>> BEGIN RECORDS TO USE

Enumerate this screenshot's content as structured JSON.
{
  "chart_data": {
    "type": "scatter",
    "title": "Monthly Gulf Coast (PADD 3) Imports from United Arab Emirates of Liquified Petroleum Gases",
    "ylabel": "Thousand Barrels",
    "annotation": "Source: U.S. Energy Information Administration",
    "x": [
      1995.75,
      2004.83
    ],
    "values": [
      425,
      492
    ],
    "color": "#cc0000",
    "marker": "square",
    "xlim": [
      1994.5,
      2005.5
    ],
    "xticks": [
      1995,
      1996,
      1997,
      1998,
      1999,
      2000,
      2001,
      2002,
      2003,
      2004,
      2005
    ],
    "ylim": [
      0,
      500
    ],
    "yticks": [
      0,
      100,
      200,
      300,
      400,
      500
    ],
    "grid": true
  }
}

>> END RECORDS TO USE

WHAT IS EXPECTED:
Return every record, word for word.

PROBLEM SOLUTION:
Enumerate this screenshot's content as structured JSON.
{
  "chart_data": {
    "type": "scatter",
    "title": "Monthly Gulf Coast (PADD 3) Imports from United Arab Emirates of Liquified Petroleum Gases",
    "ylabel": "Thousand Barrels",
    "annotation": "Source: U.S. Energy Information Administration",
    "x": [
      1995.75,
      2004.83
    ],
    "values": [
      425,
      492
    ],
    "color": "#cc0000",
    "marker": "square",
    "xlim": [
      1994.5,
      2005.5
    ],
    "xticks": [
      1995,
      1996,
      1997,
      1998,
      1999,
      2000,
      2001,
      2002,
      2003,
      2004,
      2005
    ],
    "ylim": [
      0,
      500
    ],
    "yticks": [
      0,
      100,
      200,
      300,
      400,
      500
    ],
    "grid": true
  }
}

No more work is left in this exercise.